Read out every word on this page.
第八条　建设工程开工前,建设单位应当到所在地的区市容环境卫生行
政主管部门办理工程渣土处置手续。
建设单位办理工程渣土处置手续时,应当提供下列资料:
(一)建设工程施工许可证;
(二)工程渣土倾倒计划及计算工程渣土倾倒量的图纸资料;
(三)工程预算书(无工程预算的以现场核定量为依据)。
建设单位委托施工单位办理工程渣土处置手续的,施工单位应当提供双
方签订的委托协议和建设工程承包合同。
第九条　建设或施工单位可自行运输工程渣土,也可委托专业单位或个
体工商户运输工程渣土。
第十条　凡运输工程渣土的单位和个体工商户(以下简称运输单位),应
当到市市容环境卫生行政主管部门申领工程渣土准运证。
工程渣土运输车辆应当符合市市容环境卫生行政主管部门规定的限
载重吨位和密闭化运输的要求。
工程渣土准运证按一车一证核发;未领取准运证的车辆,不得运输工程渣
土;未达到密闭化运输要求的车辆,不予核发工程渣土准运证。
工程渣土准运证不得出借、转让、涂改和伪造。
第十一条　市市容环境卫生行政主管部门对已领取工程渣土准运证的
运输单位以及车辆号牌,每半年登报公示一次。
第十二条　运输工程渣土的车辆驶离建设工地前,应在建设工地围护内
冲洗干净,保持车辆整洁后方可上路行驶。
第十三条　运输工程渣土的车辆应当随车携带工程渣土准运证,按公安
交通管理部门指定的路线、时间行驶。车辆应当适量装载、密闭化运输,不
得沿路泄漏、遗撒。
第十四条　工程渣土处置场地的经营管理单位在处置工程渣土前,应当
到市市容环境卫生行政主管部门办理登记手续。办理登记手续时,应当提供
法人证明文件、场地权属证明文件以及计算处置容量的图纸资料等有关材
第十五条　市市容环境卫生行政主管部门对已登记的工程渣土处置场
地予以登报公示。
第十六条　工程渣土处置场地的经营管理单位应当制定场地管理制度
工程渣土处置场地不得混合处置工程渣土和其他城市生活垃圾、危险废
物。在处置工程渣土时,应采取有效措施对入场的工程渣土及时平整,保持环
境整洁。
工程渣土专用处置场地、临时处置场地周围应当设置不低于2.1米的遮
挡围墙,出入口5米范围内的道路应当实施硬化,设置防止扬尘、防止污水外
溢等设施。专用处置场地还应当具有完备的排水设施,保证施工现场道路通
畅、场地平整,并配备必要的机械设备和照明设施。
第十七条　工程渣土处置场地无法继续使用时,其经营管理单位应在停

WHAT IS NEEDED: Exactly reproduce all of the entries.

SOLUTION FOR THIS EXERCISE:
Read out every word on this page.
第八条　建设工程开工前,建设单位应当到所在地的区市容环境卫生行
政主管部门办理工程渣土处置手续。
建设单位办理工程渣土处置手续时,应当提供下列资料:
(一)建设工程施工许可证;
(二)工程渣土倾倒计划及计算工程渣土倾倒量的图纸资料;
(三)工程预算书(无工程预算的以现场核定量为依据)。
建设单位委托施工单位办理工程渣土处置手续的,施工单位应当提供双
方签订的委托协议和建设工程承包合同。
第九条　建设或施工单位可自行运输工程渣土,也可委托专业单位或个
体工商户运输工程渣土。
第十条　凡运输工程渣土的单位和个体工商户(以下简称运输单位),应
当到市市容环境卫生行政主管部门申领工程渣土准运证。
工程渣土运输车辆应当符合市市容环境卫生行政主管部门规定的限
载重吨位和密闭化运输的要求。
工程渣土准运证按一车一证核发;未领取准运证的车辆,不得运输工程渣
土;未达到密闭化运输要求的车辆,不予核发工程渣土准运证。
工程渣土准运证不得出借、转让、涂改和伪造。
第十一条　市市容环境卫生行政主管部门对已领取工程渣土准运证的
运输单位以及车辆号牌,每半年登报公示一次。
第十二条　运输工程渣土的车辆驶离建设工地前,应在建设工地围护内
冲洗干净,保持车辆整洁后方可上路行驶。
第十三条　运输工程渣土的车辆应当随车携带工程渣土准运证,按公安
交通管理部门指定的路线、时间行驶。车辆应当适量装载、密闭化运输,不
得沿路泄漏、遗撒。
第十四条　工程渣土处置场地的经营管理单位在处置工程渣土前,应当
到市市容环境卫生行政主管部门办理登记手续。办理登记手续时,应当提供
法人证明文件、场地权属证明文件以及计算处置容量的图纸资料等有关材
第十五条　市市容环境卫生行政主管部门对已登记的工程渣土处置场
地予以登报公示。
第十六条　工程渣土处置场地的经营管理单位应当制定场地管理制度
工程渣土处置场地不得混合处置工程渣土和其他城市生活垃圾、危险废
物。在处置工程渣土时,应采取有效措施对入场的工程渣土及时平整,保持环
境整洁。
工程渣土专用处置场地、临时处置场地周围应当设置不低于2.1米的遮
挡围墙,出入口5米范围内的道路应当实施硬化,设置防止扬尘、防止污水外
溢等设施。专用处置场地还应当具有完备的排水设施,保证施工现场道路通
畅、场地平整,并配备必要的机械设备和照明设施。
第十七条　工程渣土处置场地无法继续使用时,其经营管理单位应在停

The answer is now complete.